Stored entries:
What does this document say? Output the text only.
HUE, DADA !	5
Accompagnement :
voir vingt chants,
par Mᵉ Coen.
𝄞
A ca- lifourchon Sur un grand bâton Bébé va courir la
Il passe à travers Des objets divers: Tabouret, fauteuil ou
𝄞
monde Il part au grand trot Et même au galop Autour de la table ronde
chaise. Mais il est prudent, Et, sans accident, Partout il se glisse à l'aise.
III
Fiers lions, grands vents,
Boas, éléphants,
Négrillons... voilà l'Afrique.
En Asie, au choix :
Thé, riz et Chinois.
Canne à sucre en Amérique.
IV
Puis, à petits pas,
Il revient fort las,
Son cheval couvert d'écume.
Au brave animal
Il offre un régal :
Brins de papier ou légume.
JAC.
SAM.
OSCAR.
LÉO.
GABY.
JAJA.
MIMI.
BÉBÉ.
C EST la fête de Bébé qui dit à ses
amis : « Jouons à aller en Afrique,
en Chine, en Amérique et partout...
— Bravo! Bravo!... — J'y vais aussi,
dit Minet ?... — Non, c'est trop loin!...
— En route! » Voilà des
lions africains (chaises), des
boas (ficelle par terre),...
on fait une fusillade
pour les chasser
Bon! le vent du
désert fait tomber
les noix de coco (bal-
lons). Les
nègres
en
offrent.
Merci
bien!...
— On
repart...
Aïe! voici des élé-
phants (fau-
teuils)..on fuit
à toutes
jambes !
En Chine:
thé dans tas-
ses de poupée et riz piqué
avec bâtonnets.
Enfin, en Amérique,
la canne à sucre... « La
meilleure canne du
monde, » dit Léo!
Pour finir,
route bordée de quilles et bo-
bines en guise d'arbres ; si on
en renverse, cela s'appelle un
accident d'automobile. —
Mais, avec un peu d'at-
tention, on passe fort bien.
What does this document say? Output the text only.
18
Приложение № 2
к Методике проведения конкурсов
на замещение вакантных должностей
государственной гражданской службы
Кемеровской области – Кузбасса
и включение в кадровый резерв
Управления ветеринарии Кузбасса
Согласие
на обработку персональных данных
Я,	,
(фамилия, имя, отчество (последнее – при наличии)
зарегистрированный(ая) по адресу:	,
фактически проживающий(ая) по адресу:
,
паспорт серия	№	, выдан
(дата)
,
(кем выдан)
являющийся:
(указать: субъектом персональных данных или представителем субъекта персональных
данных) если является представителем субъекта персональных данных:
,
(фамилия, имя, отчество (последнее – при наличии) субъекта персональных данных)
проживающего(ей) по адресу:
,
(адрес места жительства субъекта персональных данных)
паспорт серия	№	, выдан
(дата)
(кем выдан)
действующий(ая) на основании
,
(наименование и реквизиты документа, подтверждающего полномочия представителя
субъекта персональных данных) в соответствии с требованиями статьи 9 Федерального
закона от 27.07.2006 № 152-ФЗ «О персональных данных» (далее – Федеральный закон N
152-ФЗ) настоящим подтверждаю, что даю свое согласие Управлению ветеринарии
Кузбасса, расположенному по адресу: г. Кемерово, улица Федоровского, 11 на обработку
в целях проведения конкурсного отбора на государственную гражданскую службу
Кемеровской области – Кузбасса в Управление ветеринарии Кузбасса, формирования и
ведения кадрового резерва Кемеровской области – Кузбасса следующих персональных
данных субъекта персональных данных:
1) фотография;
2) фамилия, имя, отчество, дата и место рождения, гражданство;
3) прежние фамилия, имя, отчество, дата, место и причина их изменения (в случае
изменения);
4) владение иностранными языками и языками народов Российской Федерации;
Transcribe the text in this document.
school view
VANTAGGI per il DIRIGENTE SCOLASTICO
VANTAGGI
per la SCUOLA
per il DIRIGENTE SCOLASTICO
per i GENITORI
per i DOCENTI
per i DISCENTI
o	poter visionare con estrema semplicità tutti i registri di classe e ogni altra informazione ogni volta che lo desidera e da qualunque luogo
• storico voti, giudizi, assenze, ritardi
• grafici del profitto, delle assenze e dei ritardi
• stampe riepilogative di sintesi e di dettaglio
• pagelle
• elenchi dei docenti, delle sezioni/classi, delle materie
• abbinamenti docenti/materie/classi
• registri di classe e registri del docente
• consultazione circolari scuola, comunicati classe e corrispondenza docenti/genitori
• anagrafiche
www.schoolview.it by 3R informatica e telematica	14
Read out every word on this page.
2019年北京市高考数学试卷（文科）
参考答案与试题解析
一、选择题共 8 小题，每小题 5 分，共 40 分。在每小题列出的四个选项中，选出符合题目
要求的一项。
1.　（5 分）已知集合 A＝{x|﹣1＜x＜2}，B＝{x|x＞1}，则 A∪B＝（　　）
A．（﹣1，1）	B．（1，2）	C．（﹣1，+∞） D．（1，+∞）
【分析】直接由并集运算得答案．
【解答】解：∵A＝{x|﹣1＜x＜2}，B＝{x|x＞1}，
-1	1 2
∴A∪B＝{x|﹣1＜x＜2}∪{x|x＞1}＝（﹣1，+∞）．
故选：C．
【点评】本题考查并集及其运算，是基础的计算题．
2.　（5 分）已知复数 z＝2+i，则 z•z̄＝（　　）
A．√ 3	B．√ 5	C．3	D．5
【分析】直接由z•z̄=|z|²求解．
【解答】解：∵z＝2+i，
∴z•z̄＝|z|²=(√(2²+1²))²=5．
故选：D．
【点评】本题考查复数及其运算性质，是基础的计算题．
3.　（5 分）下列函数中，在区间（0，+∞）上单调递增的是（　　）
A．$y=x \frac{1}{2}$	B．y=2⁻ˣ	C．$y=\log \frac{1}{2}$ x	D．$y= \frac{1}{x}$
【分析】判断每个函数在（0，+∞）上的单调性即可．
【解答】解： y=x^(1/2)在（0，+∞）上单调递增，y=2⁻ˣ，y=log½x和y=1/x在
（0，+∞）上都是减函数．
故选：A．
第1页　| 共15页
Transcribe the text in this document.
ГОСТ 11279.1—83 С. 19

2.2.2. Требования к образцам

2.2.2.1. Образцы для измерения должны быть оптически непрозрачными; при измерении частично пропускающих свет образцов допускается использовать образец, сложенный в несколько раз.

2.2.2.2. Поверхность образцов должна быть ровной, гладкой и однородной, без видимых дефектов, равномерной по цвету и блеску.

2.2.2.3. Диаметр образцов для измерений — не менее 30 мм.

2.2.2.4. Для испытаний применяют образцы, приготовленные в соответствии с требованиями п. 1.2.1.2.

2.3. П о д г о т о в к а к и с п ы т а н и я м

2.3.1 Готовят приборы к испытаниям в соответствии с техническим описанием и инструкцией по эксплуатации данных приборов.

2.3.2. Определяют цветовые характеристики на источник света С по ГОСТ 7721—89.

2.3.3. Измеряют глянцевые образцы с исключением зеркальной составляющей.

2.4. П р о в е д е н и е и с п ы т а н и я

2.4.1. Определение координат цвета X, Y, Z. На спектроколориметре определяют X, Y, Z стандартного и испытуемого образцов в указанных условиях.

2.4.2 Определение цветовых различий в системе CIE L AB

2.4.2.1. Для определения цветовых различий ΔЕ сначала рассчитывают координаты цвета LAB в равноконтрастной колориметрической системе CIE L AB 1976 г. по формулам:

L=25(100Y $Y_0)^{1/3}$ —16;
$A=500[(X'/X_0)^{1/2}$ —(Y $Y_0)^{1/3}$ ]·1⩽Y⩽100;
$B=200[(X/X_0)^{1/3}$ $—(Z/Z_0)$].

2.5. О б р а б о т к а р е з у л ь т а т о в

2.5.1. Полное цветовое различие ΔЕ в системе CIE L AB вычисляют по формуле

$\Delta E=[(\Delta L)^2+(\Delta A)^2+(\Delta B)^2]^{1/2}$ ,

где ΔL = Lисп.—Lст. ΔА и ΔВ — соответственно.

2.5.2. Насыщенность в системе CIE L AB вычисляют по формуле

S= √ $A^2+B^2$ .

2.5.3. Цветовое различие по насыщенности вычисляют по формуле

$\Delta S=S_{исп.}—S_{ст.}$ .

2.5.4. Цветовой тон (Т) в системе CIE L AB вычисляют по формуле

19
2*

REQUIREMENT - Pull out all lines from the listing that contain the string "registri".

OUTPUT BELOW -
o	poter visionare con estrema semplicità tutti i registri di classe e ogni altra informazione ogni volta che lo desidera e da qualunque luogo
• registri di classe e registri del docente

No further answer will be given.